** BEGIN SUPPLIED RECORDS **

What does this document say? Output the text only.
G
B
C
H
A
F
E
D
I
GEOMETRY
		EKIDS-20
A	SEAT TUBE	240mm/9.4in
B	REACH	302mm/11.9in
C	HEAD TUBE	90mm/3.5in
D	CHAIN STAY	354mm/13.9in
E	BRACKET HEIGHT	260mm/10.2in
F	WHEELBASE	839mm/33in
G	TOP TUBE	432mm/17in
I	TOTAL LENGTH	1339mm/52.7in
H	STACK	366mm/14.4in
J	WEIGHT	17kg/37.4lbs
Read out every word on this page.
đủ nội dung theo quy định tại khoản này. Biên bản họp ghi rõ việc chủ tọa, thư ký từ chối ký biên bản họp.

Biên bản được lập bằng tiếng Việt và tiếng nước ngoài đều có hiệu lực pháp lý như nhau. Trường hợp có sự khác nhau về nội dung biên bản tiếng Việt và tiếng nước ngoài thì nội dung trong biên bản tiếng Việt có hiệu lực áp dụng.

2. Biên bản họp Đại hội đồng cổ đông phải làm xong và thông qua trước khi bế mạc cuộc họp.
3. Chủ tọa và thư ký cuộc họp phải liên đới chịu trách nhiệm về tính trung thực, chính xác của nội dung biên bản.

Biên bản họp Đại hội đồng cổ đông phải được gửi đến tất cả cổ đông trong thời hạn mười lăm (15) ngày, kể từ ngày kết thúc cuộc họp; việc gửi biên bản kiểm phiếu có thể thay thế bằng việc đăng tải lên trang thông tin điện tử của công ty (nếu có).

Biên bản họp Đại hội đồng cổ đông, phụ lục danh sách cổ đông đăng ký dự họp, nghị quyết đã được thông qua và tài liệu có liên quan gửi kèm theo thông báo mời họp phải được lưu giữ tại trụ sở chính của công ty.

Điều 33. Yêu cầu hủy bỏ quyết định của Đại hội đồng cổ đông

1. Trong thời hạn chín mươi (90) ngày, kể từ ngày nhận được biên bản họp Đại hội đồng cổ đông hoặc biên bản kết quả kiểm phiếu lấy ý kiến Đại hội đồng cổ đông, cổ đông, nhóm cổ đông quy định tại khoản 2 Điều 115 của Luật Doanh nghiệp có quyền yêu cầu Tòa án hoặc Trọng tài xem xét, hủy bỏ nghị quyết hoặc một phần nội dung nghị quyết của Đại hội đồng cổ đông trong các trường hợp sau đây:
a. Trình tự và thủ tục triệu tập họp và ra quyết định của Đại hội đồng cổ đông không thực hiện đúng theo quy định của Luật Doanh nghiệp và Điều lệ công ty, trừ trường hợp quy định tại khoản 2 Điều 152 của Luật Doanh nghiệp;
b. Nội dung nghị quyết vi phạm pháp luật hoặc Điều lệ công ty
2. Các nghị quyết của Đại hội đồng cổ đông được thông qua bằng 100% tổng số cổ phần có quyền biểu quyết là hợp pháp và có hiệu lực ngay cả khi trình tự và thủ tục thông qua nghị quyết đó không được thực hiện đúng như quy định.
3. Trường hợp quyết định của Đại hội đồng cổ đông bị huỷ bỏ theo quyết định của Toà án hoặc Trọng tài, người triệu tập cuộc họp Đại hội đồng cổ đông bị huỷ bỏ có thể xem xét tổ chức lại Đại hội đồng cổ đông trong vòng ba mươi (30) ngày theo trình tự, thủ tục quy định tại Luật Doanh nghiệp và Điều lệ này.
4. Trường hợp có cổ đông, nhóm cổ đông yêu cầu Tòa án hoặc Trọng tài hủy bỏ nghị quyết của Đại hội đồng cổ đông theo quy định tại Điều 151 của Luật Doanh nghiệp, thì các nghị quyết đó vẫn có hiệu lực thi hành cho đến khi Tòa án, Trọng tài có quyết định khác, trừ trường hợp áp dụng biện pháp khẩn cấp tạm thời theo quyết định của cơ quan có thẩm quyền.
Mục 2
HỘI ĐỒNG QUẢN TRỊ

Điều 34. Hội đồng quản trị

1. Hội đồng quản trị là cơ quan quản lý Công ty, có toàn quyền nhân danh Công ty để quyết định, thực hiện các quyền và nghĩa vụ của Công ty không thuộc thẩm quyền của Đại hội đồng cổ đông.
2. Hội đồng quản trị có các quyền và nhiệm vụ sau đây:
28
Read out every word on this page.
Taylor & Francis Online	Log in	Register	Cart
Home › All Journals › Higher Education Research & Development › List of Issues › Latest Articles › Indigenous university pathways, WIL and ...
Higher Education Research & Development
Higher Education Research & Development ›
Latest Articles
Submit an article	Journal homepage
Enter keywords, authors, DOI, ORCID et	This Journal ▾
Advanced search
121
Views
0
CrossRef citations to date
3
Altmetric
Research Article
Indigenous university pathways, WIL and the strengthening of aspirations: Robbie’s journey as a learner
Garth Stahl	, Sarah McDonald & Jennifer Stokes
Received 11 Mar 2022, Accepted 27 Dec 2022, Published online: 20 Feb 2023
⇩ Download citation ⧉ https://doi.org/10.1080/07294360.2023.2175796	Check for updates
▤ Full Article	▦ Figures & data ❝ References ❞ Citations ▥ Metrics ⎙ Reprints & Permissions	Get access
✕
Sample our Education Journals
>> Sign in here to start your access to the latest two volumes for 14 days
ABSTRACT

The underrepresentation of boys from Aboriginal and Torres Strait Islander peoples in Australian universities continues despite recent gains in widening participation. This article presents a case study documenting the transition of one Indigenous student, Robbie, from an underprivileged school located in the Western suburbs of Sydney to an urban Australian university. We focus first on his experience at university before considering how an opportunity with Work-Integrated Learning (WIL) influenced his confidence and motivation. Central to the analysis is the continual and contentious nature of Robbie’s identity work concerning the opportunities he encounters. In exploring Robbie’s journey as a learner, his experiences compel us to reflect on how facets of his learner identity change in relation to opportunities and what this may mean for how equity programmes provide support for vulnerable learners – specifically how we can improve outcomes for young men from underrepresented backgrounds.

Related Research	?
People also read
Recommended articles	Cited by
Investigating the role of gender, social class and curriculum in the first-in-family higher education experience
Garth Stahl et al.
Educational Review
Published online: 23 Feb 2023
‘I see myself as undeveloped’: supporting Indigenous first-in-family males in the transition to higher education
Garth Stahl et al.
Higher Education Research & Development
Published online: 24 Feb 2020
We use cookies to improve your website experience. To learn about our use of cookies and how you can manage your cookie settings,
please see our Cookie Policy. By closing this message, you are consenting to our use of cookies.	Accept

** END SUPPLIED RECORDS **

**WORK REQUIRED**
Extract each entry in full, exactly as given.

**THE ANSWER**
What does this document say? Output the text only.
G
B
C
H
A
F
E
D
I
GEOMETRY
		EKIDS-20
A	SEAT TUBE	240mm/9.4in
B	REACH	302mm/11.9in
C	HEAD TUBE	90mm/3.5in
D	CHAIN STAY	354mm/13.9in
E	BRACKET HEIGHT	260mm/10.2in
F	WHEELBASE	839mm/33in
G	TOP TUBE	432mm/17in
I	TOTAL LENGTH	1339mm/52.7in
H	STACK	366mm/14.4in
J	WEIGHT	17kg/37.4lbs
Read out every word on this page.
đủ nội dung theo quy định tại khoản này. Biên bản họp ghi rõ việc chủ tọa, thư ký từ chối ký biên bản họp.

Biên bản được lập bằng tiếng Việt và tiếng nước ngoài đều có hiệu lực pháp lý như nhau. Trường hợp có sự khác nhau về nội dung biên bản tiếng Việt và tiếng nước ngoài thì nội dung trong biên bản tiếng Việt có hiệu lực áp dụng.

2. Biên bản họp Đại hội đồng cổ đông phải làm xong và thông qua trước khi bế mạc cuộc họp.
3. Chủ tọa và thư ký cuộc họp phải liên đới chịu trách nhiệm về tính trung thực, chính xác của nội dung biên bản.

Biên bản họp Đại hội đồng cổ đông phải được gửi đến tất cả cổ đông trong thời hạn mười lăm (15) ngày, kể từ ngày kết thúc cuộc họp; việc gửi biên bản kiểm phiếu có thể thay thế bằng việc đăng tải lên trang thông tin điện tử của công ty (nếu có).

Biên bản họp Đại hội đồng cổ đông, phụ lục danh sách cổ đông đăng ký dự họp, nghị quyết đã được thông qua và tài liệu có liên quan gửi kèm theo thông báo mời họp phải được lưu giữ tại trụ sở chính của công ty.

Điều 33. Yêu cầu hủy bỏ quyết định của Đại hội đồng cổ đông

1. Trong thời hạn chín mươi (90) ngày, kể từ ngày nhận được biên bản họp Đại hội đồng cổ đông hoặc biên bản kết quả kiểm phiếu lấy ý kiến Đại hội đồng cổ đông, cổ đông, nhóm cổ đông quy định tại khoản 2 Điều 115 của Luật Doanh nghiệp có quyền yêu cầu Tòa án hoặc Trọng tài xem xét, hủy bỏ nghị quyết hoặc một phần nội dung nghị quyết của Đại hội đồng cổ đông trong các trường hợp sau đây:
a. Trình tự và thủ tục triệu tập họp và ra quyết định của Đại hội đồng cổ đông không thực hiện đúng theo quy định của Luật Doanh nghiệp và Điều lệ công ty, trừ trường hợp quy định tại khoản 2 Điều 152 của Luật Doanh nghiệp;
b. Nội dung nghị quyết vi phạm pháp luật hoặc Điều lệ công ty
2. Các nghị quyết của Đại hội đồng cổ đông được thông qua bằng 100% tổng số cổ phần có quyền biểu quyết là hợp pháp và có hiệu lực ngay cả khi trình tự và thủ tục thông qua nghị quyết đó không được thực hiện đúng như quy định.
3. Trường hợp quyết định của Đại hội đồng cổ đông bị huỷ bỏ theo quyết định của Toà án hoặc Trọng tài, người triệu tập cuộc họp Đại hội đồng cổ đông bị huỷ bỏ có thể xem xét tổ chức lại Đại hội đồng cổ đông trong vòng ba mươi (30) ngày theo trình tự, thủ tục quy định tại Luật Doanh nghiệp và Điều lệ này.
4. Trường hợp có cổ đông, nhóm cổ đông yêu cầu Tòa án hoặc Trọng tài hủy bỏ nghị quyết của Đại hội đồng cổ đông theo quy định tại Điều 151 của Luật Doanh nghiệp, thì các nghị quyết đó vẫn có hiệu lực thi hành cho đến khi Tòa án, Trọng tài có quyết định khác, trừ trường hợp áp dụng biện pháp khẩn cấp tạm thời theo quyết định của cơ quan có thẩm quyền.
Mục 2
HỘI ĐỒNG QUẢN TRỊ

Điều 34. Hội đồng quản trị

1. Hội đồng quản trị là cơ quan quản lý Công ty, có toàn quyền nhân danh Công ty để quyết định, thực hiện các quyền và nghĩa vụ của Công ty không thuộc thẩm quyền của Đại hội đồng cổ đông.
2. Hội đồng quản trị có các quyền và nhiệm vụ sau đây:
28
Read out every word on this page.
Taylor & Francis Online	Log in	Register	Cart
Home › All Journals › Higher Education Research & Development › List of Issues › Latest Articles › Indigenous university pathways, WIL and ...
Higher Education Research & Development
Higher Education Research & Development ›
Latest Articles
Submit an article	Journal homepage
Enter keywords, authors, DOI, ORCID et	This Journal ▾
Advanced search
121
Views
0
CrossRef citations to date
3
Altmetric
Research Article
Indigenous university pathways, WIL and the strengthening of aspirations: Robbie’s journey as a learner
Garth Stahl	, Sarah McDonald & Jennifer Stokes
Received 11 Mar 2022, Accepted 27 Dec 2022, Published online: 20 Feb 2023
⇩ Download citation ⧉ https://doi.org/10.1080/07294360.2023.2175796	Check for updates
▤ Full Article	▦ Figures & data ❝ References ❞ Citations ▥ Metrics ⎙ Reprints & Permissions	Get access
✕
Sample our Education Journals
>> Sign in here to start your access to the latest two volumes for 14 days
ABSTRACT

The underrepresentation of boys from Aboriginal and Torres Strait Islander peoples in Australian universities continues despite recent gains in widening participation. This article presents a case study documenting the transition of one Indigenous student, Robbie, from an underprivileged school located in the Western suburbs of Sydney to an urban Australian university. We focus first on his experience at university before considering how an opportunity with Work-Integrated Learning (WIL) influenced his confidence and motivation. Central to the analysis is the continual and contentious nature of Robbie’s identity work concerning the opportunities he encounters. In exploring Robbie’s journey as a learner, his experiences compel us to reflect on how facets of his learner identity change in relation to opportunities and what this may mean for how equity programmes provide support for vulnerable learners – specifically how we can improve outcomes for young men from underrepresented backgrounds.

Related Research	?
People also read
Recommended articles	Cited by
Investigating the role of gender, social class and curriculum in the first-in-family higher education experience
Garth Stahl et al.
Educational Review
Published online: 23 Feb 2023
‘I see myself as undeveloped’: supporting Indigenous first-in-family males in the transition to higher education
Garth Stahl et al.
Higher Education Research & Development
Published online: 24 Feb 2020
We use cookies to improve your website experience. To learn about our use of cookies and how you can manage your cookie settings,
please see our Cookie Policy. By closing this message, you are consenting to our use of cookies.	Accept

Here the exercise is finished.